*EXERCISE*: Locate every line below that contains the word "eſſe" and copy it.

*Data items*:
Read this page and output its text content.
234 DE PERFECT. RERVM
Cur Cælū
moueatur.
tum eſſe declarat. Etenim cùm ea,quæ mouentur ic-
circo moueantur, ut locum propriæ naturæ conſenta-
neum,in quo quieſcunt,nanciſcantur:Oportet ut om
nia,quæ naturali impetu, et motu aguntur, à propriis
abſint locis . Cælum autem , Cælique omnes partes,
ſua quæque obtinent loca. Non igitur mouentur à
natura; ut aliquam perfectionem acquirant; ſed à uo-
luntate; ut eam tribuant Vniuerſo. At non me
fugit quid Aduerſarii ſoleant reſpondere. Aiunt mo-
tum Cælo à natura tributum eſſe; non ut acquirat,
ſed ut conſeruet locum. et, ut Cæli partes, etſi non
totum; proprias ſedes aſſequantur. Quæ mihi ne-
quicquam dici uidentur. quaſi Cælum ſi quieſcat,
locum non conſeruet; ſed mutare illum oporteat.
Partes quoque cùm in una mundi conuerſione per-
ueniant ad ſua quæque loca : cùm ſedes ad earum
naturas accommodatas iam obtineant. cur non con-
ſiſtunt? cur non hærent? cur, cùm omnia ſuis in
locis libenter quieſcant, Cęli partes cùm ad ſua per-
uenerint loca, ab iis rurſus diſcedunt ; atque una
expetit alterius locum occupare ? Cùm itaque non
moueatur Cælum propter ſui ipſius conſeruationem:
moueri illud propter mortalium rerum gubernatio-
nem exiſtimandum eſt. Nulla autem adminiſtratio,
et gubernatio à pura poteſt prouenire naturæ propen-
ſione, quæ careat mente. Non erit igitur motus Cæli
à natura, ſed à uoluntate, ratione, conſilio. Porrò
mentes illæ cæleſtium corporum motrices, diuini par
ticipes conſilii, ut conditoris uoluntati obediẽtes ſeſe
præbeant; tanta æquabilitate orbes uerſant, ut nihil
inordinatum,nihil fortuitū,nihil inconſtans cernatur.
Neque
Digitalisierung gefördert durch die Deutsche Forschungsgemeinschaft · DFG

*OUTPUT FOR THIS EXERCISE*:
tum eſſe declarat. Etenim cùm ea,quæ mouentur ic-
tum Cælo à natura tributum eſſe; non ut acquirat,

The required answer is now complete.